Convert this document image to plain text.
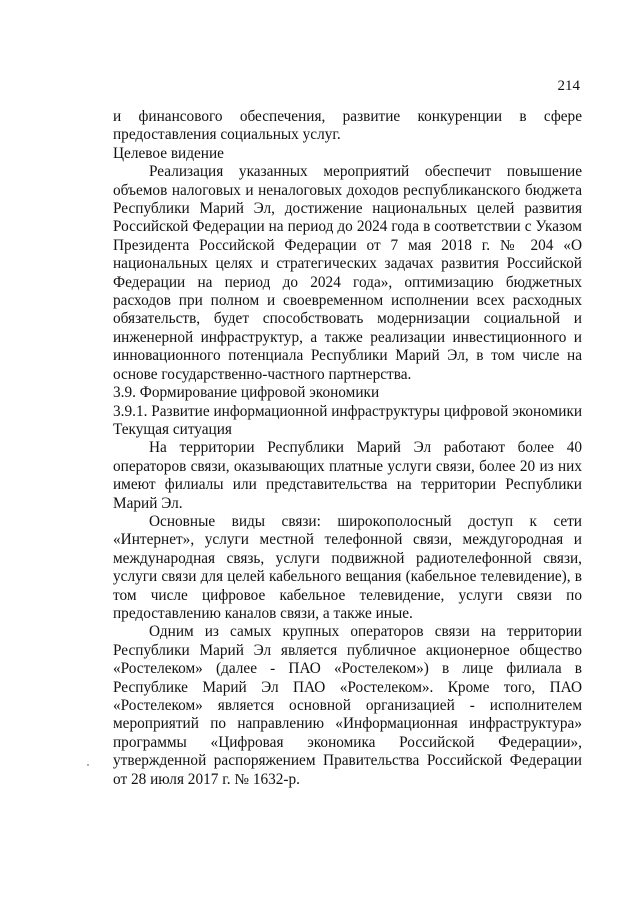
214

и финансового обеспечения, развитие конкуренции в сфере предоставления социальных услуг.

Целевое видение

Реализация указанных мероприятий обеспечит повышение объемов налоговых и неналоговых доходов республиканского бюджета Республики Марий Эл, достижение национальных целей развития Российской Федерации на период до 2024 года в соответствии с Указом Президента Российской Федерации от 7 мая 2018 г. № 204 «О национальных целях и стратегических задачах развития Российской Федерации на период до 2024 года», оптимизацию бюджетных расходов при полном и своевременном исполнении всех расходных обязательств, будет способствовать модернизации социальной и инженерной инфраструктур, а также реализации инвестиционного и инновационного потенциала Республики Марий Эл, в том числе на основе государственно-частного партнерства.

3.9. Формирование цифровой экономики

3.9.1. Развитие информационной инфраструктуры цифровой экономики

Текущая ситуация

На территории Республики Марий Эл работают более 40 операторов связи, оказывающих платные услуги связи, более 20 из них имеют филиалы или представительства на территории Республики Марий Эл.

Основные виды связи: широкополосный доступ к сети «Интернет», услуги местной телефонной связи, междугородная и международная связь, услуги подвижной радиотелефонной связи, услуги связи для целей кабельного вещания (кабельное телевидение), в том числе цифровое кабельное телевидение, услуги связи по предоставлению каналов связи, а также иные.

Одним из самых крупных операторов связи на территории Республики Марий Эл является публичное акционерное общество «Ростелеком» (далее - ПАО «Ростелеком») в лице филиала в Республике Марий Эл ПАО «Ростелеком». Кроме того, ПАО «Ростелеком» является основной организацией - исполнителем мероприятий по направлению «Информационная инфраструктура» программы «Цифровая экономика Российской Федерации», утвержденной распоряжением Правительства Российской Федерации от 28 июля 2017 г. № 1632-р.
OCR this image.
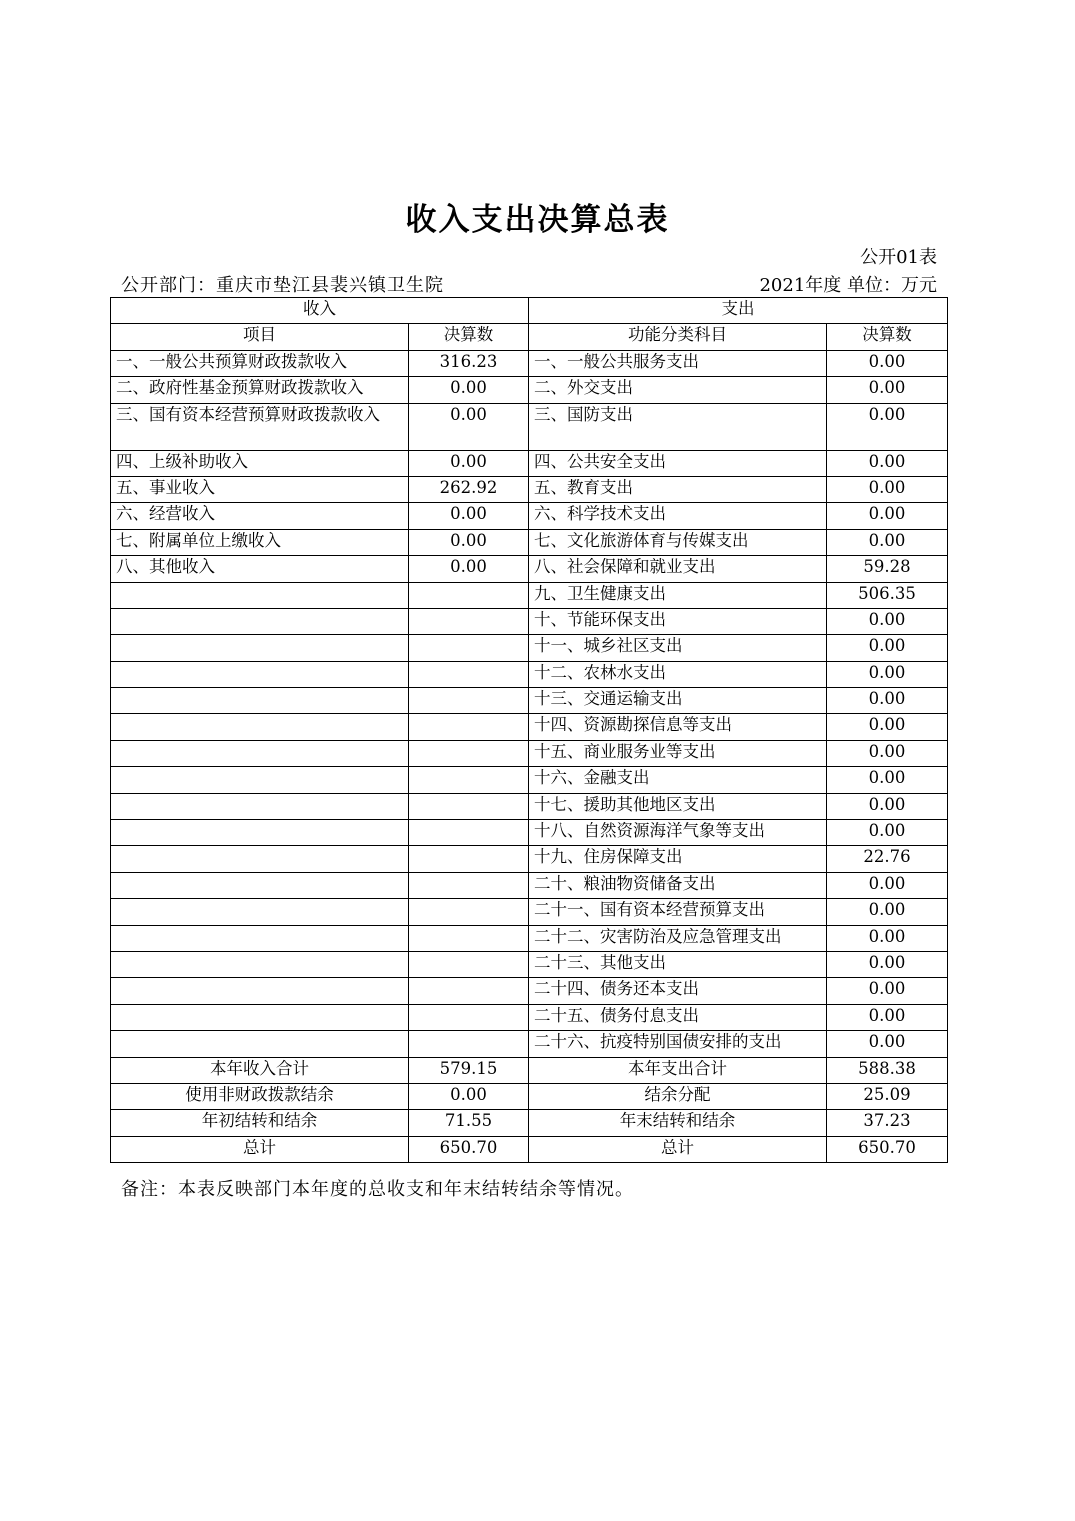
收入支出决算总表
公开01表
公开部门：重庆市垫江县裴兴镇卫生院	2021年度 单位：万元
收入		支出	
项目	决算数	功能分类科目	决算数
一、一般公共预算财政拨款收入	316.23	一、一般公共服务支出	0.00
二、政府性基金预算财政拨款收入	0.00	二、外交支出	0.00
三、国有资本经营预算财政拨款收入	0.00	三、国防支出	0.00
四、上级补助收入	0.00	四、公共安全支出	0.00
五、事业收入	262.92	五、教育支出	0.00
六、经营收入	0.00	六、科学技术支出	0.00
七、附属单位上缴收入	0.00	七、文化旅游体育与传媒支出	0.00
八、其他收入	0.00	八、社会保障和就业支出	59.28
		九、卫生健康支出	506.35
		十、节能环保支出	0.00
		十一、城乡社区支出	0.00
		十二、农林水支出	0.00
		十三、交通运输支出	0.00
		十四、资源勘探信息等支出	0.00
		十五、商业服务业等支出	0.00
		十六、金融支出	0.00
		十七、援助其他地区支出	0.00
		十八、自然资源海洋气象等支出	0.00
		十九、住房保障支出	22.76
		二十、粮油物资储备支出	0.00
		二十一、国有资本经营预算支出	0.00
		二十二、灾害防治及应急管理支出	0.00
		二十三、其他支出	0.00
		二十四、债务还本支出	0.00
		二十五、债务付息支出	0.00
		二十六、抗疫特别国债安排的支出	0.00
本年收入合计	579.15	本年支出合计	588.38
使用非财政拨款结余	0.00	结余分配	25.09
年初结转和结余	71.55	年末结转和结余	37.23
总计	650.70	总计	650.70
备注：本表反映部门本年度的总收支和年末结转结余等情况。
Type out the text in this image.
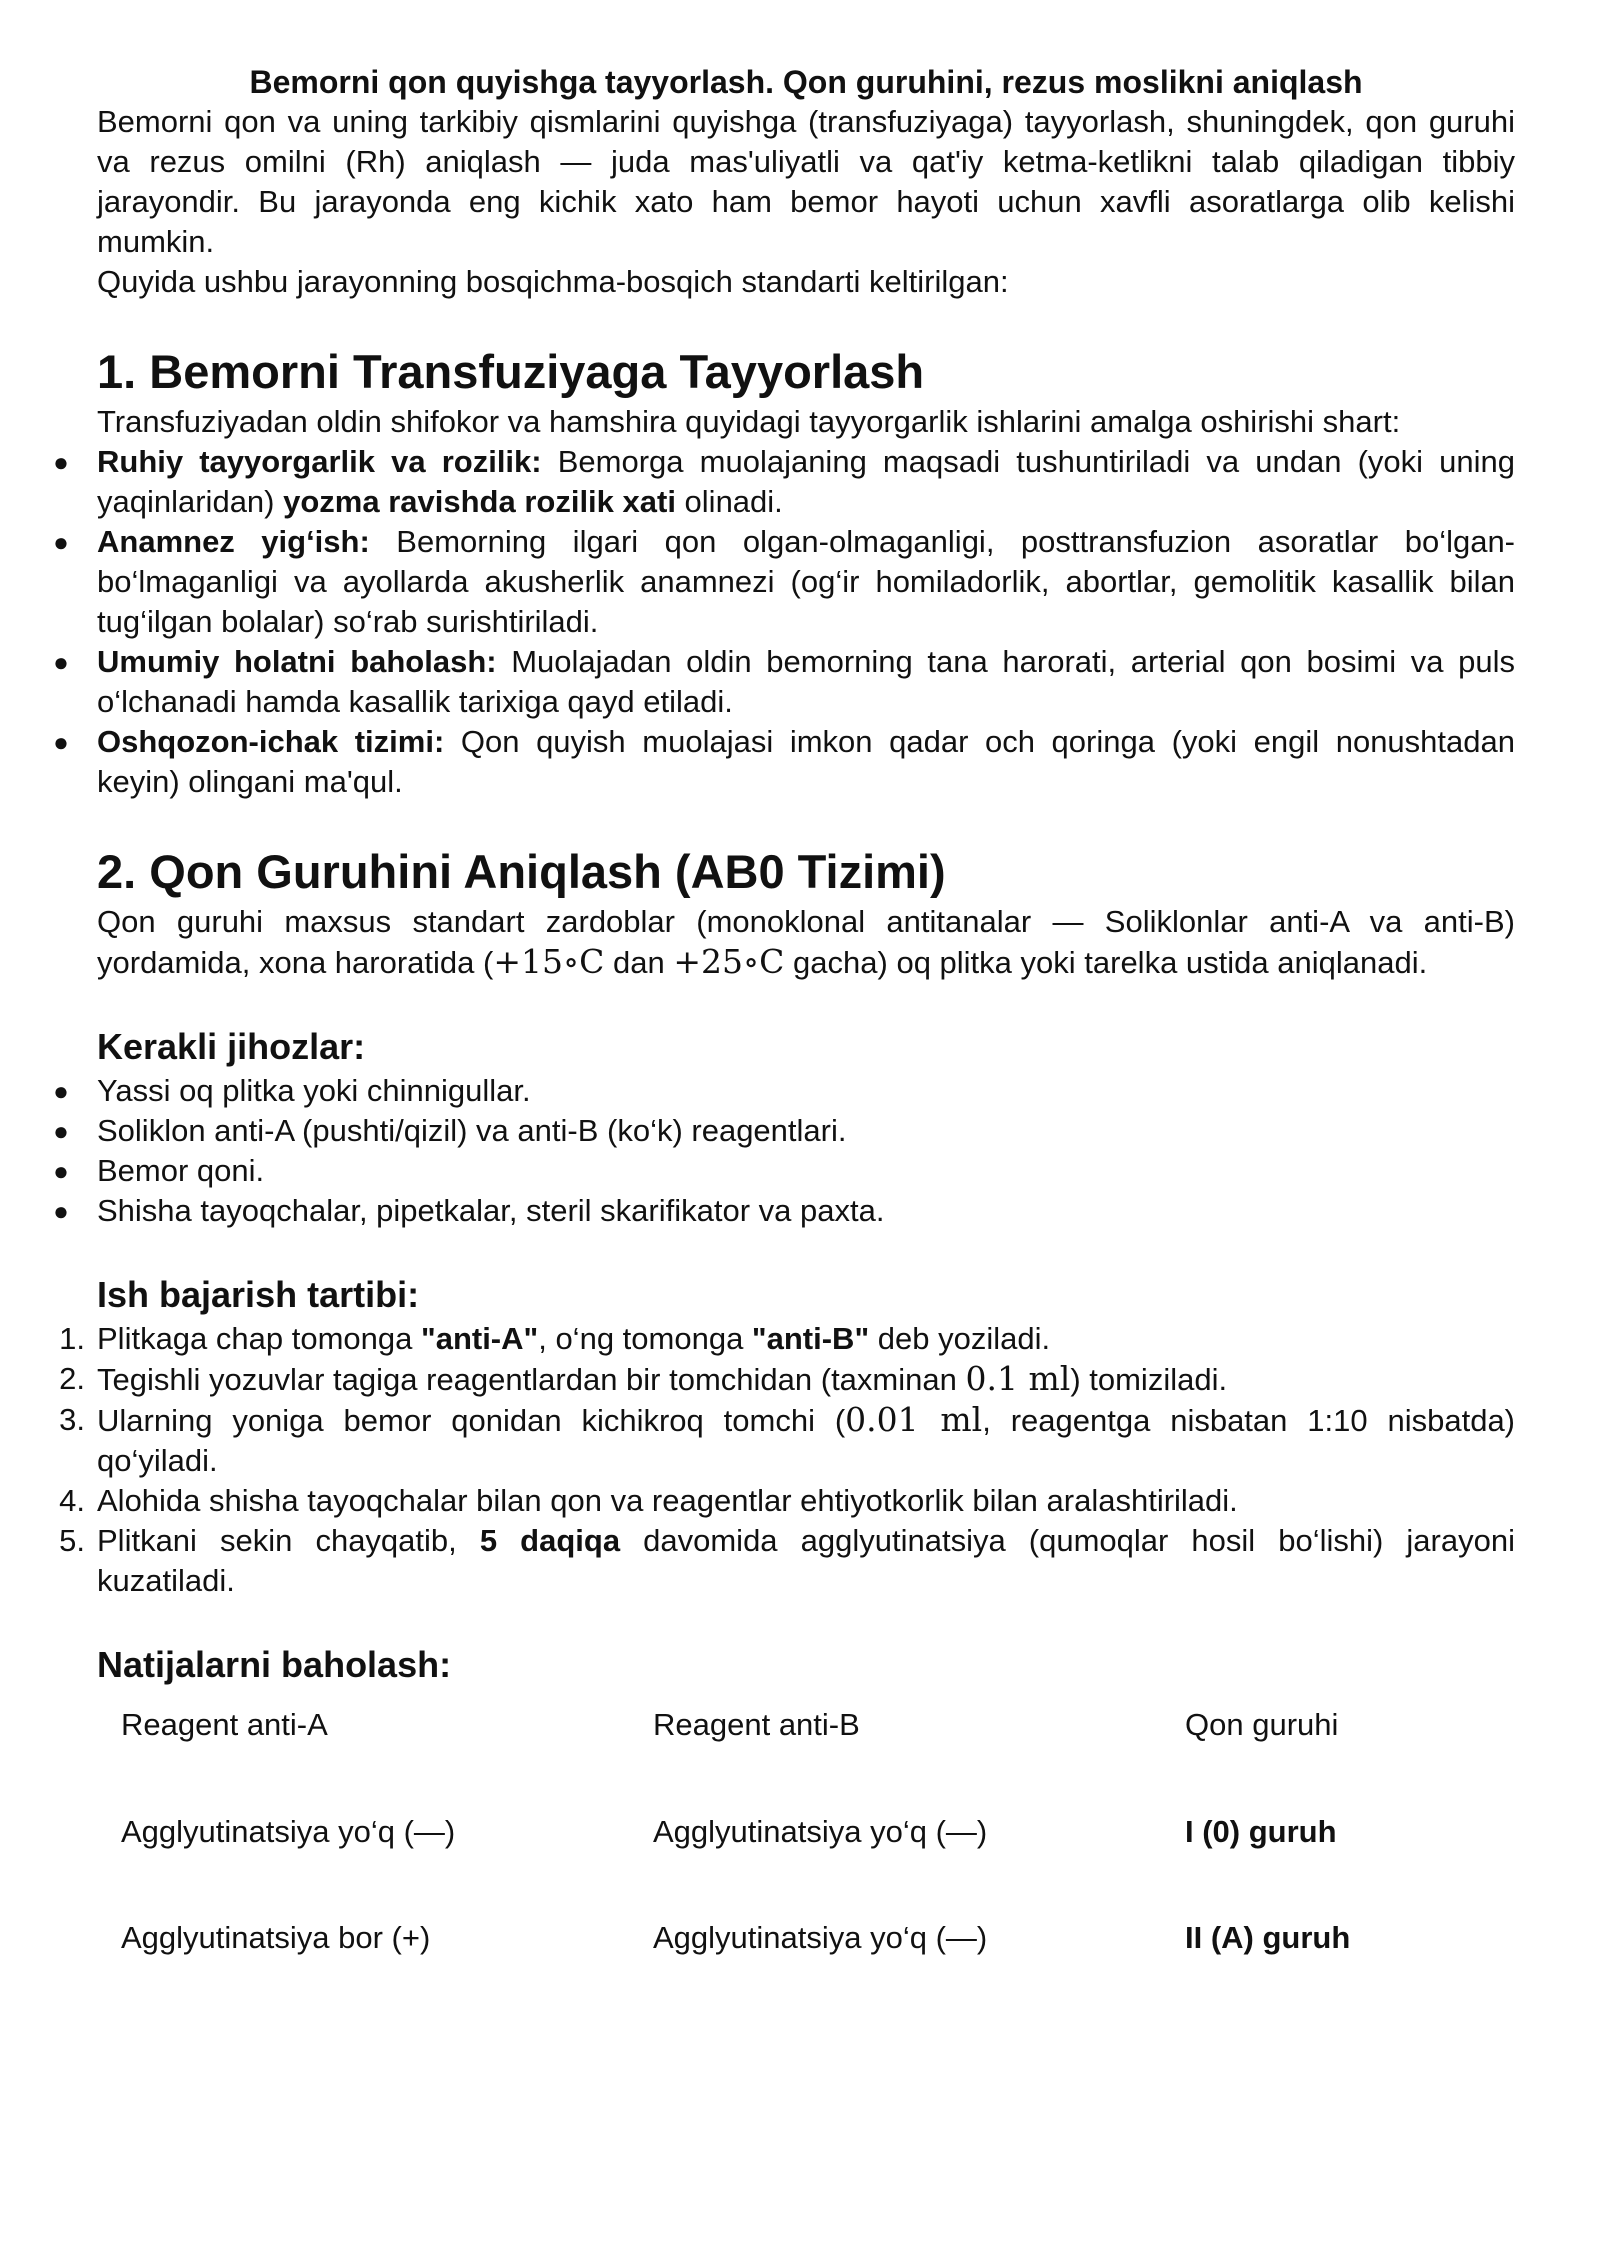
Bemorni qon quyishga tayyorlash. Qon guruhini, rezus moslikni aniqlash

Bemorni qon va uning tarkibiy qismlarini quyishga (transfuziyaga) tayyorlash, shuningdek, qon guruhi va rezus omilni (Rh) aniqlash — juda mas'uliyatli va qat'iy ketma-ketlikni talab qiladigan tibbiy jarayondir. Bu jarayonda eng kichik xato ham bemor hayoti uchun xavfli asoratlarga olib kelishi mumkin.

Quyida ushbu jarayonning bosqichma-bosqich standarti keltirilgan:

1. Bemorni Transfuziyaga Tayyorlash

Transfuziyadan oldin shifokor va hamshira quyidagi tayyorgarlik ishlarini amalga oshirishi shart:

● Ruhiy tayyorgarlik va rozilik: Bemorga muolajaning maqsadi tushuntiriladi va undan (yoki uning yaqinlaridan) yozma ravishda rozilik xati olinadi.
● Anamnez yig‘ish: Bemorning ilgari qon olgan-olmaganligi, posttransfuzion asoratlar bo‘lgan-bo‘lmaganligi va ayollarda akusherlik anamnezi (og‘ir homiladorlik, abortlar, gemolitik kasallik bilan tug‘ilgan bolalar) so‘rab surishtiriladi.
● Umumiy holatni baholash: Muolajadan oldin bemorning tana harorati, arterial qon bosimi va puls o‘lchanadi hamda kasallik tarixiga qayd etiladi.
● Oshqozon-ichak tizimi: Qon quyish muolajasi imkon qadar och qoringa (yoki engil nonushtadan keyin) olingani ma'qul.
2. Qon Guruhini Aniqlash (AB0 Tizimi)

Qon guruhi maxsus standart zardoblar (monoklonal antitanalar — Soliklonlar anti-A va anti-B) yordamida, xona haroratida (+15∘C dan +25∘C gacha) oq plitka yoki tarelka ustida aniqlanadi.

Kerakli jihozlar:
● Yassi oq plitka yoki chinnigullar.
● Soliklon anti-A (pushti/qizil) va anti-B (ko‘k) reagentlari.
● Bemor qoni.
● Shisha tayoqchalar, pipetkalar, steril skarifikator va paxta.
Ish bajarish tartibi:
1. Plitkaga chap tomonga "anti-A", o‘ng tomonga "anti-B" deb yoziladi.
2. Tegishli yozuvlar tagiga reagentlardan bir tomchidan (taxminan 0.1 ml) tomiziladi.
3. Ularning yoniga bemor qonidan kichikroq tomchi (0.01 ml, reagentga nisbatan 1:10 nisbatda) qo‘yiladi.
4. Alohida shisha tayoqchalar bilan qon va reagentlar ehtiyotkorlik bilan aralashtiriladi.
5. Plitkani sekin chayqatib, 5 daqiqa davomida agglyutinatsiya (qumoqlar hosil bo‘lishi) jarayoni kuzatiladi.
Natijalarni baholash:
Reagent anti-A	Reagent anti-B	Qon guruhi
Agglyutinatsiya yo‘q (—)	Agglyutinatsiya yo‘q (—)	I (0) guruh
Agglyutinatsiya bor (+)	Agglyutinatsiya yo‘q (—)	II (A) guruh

──────────────────────────────

▶ **AIM**: Return every line containing "экономики".

▶ **COMPLETE ANSWER**:
3.9. Формирование цифровой экономики
3.9.1. Развитие информационной инфраструктуры цифровой экономики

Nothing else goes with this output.